+++ GIVEN DATA +++

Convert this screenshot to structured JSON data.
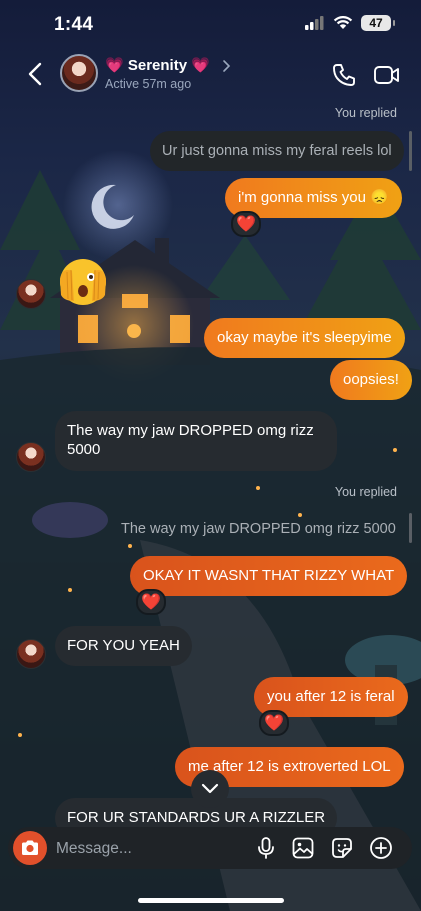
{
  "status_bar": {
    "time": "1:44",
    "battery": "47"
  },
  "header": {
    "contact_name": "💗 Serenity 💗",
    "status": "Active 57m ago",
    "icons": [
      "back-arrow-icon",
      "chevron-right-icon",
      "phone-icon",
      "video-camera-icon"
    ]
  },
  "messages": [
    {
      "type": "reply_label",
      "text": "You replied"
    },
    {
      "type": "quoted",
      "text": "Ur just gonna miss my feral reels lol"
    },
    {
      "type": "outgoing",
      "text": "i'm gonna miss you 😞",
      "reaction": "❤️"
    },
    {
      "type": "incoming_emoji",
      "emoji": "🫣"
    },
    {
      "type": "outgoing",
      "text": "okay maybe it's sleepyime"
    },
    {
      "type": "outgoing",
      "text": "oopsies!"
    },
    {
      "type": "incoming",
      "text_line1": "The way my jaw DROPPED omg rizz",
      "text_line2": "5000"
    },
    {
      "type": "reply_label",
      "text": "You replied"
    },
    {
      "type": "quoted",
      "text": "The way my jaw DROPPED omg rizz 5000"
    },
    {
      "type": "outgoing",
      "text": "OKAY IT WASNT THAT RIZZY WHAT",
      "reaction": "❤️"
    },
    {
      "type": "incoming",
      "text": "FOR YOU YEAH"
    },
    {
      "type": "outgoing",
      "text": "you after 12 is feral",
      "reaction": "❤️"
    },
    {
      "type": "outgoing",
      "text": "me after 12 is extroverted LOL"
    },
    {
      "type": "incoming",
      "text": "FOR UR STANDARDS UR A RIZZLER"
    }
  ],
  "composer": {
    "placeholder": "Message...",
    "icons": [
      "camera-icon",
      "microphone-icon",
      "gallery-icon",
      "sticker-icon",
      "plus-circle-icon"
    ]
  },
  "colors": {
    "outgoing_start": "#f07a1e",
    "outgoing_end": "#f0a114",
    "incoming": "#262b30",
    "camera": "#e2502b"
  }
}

+++

OBJECTIVE: Reproduce the material above verbatim; omit every picture.

FINISHED TASK:
Convert this screenshot to structured JSON data.
{
  "status_bar": {
    "time": "1:44",
    "battery": "47"
  },
  "header": {
    "contact_name": "💗 Serenity 💗",
    "status": "Active 57m ago",
    "icons": [
      "back-arrow-icon",
      "chevron-right-icon",
      "phone-icon",
      "video-camera-icon"
    ]
  },
  "messages": [
    {
      "type": "reply_label",
      "text": "You replied"
    },
    {
      "type": "quoted",
      "text": "Ur just gonna miss my feral reels lol"
    },
    {
      "type": "outgoing",
      "text": "i'm gonna miss you 😞",
      "reaction": "❤️"
    },
    {
      "type": "incoming_emoji",
      "emoji": "🫣"
    },
    {
      "type": "outgoing",
      "text": "okay maybe it's sleepyime"
    },
    {
      "type": "outgoing",
      "text": "oopsies!"
    },
    {
      "type": "incoming",
      "text_line1": "The way my jaw DROPPED omg rizz",
      "text_line2": "5000"
    },
    {
      "type": "reply_label",
      "text": "You replied"
    },
    {
      "type": "quoted",
      "text": "The way my jaw DROPPED omg rizz 5000"
    },
    {
      "type": "outgoing",
      "text": "OKAY IT WASNT THAT RIZZY WHAT",
      "reaction": "❤️"
    },
    {
      "type": "incoming",
      "text": "FOR YOU YEAH"
    },
    {
      "type": "outgoing",
      "text": "you after 12 is feral",
      "reaction": "❤️"
    },
    {
      "type": "outgoing",
      "text": "me after 12 is extroverted LOL"
    },
    {
      "type": "incoming",
      "text": "FOR UR STANDARDS UR A RIZZLER"
    }
  ],
  "composer": {
    "placeholder": "Message...",
    "icons": [
      "camera-icon",
      "microphone-icon",
      "gallery-icon",
      "sticker-icon",
      "plus-circle-icon"
    ]
  },
  "colors": {
    "outgoing_start": "#f07a1e",
    "outgoing_end": "#f0a114",
    "incoming": "#262b30",
    "camera": "#e2502b"
  }
}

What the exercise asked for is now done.